• **Exercise**
Print the data exactly, leaving nothing out.

Collection entries:
-=-=-=-=-

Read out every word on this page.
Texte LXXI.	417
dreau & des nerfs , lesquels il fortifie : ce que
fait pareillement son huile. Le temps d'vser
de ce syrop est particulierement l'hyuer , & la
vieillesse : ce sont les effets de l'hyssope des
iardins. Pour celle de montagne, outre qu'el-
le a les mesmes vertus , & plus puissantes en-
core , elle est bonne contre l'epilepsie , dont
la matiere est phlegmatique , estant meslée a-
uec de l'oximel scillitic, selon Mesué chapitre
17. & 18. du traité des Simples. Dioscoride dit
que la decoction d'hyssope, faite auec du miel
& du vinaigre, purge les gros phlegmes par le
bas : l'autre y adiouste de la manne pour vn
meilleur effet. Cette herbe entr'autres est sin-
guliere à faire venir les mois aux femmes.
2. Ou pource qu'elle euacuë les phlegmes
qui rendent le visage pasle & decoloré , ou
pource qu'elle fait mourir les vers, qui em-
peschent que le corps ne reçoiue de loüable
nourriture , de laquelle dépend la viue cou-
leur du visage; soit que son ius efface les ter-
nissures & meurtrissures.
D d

-=-=-=-=-

• **Written answer**
Read out every word on this page.
Texte LXXI.	417
dreau & des nerfs , lesquels il fortifie : ce que
fait pareillement son huile. Le temps d'vser
de ce syrop est particulierement l'hyuer , & la
vieillesse : ce sont les effets de l'hyssope des
iardins. Pour celle de montagne, outre qu'el-
le a les mesmes vertus , & plus puissantes en-
core , elle est bonne contre l'epilepsie , dont
la matiere est phlegmatique , estant meslée a-
uec de l'oximel scillitic, selon Mesué chapitre
17. & 18. du traité des Simples. Dioscoride dit
que la decoction d'hyssope, faite auec du miel
& du vinaigre, purge les gros phlegmes par le
bas : l'autre y adiouste de la manne pour vn
meilleur effet. Cette herbe entr'autres est sin-
guliere à faire venir les mois aux femmes.
2. Ou pource qu'elle euacuë les phlegmes
qui rendent le visage pasle & decoloré , ou
pource qu'elle fait mourir les vers, qui em-
peschent que le corps ne reçoiue de loüable
nourriture , de laquelle dépend la viue cou-
leur du visage; soit que son ius efface les ter-
nissures & meurtrissures.
D d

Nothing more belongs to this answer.